Gather, from the data below, each line in which the word "post" occurs.

◆ ◆ ◆ ◆

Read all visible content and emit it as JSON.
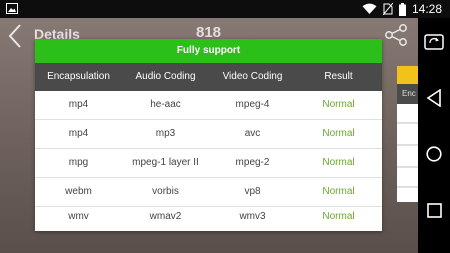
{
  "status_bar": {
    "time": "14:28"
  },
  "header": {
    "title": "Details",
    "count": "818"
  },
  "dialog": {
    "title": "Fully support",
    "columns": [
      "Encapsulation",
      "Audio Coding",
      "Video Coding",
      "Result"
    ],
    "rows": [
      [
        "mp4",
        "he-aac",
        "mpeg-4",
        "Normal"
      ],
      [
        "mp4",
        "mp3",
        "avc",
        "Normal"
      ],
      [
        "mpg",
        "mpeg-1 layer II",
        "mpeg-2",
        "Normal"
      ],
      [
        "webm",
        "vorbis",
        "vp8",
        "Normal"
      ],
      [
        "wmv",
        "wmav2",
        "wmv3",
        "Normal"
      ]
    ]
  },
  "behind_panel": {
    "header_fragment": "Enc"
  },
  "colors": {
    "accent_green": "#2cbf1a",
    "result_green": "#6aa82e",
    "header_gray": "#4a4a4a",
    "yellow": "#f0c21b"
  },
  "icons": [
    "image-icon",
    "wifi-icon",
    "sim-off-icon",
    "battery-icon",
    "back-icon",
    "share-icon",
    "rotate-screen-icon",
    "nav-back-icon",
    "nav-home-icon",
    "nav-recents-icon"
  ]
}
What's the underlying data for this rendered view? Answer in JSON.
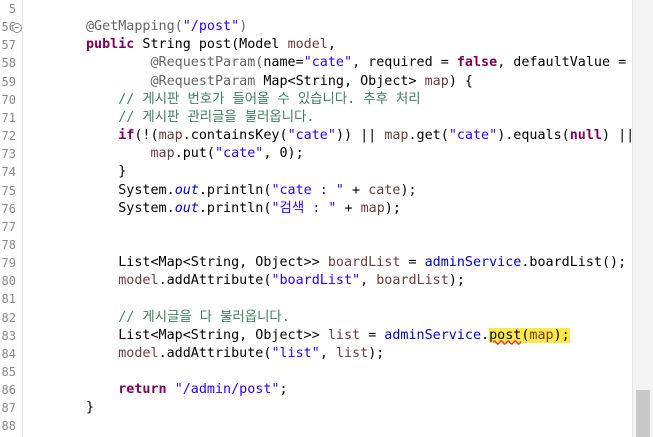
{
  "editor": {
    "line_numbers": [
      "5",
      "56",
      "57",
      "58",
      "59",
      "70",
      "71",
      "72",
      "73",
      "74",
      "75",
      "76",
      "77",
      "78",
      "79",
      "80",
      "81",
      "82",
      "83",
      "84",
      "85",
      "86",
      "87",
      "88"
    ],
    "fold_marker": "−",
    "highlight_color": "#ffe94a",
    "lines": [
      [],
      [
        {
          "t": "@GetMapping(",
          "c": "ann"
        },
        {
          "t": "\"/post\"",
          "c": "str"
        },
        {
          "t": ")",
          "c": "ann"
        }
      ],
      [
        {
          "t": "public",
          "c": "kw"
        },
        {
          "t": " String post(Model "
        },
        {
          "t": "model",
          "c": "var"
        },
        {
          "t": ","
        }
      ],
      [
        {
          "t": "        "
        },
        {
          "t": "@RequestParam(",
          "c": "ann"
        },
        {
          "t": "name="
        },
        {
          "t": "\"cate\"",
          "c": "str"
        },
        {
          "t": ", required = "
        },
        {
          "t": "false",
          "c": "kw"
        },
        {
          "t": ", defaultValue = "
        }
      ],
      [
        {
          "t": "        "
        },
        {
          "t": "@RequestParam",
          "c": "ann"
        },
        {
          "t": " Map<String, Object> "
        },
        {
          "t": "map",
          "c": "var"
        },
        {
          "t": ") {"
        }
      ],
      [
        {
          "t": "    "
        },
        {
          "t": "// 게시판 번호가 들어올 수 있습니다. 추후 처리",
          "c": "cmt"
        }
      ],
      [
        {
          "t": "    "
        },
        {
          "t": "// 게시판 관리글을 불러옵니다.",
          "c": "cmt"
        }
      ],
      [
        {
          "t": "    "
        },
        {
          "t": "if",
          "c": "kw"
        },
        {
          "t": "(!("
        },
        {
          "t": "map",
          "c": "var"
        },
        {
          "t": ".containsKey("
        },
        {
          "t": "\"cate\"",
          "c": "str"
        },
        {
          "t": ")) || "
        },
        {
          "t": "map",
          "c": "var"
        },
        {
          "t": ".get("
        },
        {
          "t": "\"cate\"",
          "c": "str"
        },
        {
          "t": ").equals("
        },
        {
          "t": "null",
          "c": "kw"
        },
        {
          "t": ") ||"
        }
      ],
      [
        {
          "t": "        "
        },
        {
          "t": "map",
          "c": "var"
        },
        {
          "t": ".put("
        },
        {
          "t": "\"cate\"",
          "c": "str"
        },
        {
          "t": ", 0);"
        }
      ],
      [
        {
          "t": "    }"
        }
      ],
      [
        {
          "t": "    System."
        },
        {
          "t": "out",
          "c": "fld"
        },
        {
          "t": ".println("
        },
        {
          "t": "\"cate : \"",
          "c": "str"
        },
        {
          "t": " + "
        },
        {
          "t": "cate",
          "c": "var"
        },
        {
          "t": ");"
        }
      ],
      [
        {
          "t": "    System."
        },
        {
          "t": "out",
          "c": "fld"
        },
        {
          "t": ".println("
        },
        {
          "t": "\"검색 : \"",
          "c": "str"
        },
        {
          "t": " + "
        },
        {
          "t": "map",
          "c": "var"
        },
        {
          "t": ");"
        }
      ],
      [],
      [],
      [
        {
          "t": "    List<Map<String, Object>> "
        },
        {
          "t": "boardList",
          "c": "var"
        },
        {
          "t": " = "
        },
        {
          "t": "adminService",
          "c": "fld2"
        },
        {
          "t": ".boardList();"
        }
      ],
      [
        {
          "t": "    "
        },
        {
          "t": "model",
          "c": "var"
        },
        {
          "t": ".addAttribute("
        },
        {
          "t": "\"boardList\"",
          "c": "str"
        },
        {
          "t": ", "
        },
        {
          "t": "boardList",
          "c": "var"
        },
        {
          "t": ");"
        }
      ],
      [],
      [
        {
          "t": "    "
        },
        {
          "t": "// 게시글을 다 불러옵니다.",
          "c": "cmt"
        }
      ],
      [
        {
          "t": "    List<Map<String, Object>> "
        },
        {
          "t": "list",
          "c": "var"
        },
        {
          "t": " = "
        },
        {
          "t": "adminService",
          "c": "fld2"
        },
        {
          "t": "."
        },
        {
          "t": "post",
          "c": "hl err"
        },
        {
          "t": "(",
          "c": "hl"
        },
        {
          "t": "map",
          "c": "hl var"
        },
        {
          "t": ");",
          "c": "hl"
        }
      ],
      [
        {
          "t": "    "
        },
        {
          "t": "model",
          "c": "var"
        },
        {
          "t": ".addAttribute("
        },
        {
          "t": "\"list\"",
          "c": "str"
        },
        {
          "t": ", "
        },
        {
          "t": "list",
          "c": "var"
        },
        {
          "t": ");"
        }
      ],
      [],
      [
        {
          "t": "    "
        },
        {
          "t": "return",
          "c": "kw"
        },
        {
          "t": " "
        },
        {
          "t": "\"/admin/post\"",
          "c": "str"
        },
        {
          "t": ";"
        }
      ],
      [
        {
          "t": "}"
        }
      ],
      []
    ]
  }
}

◆ ◆ ◆ ◆

| TASK SOLUTION |
          "t": "\"/post\"",
          "t": " String post(Model "
          "t": "post",
          "t": "\"/admin/post\"",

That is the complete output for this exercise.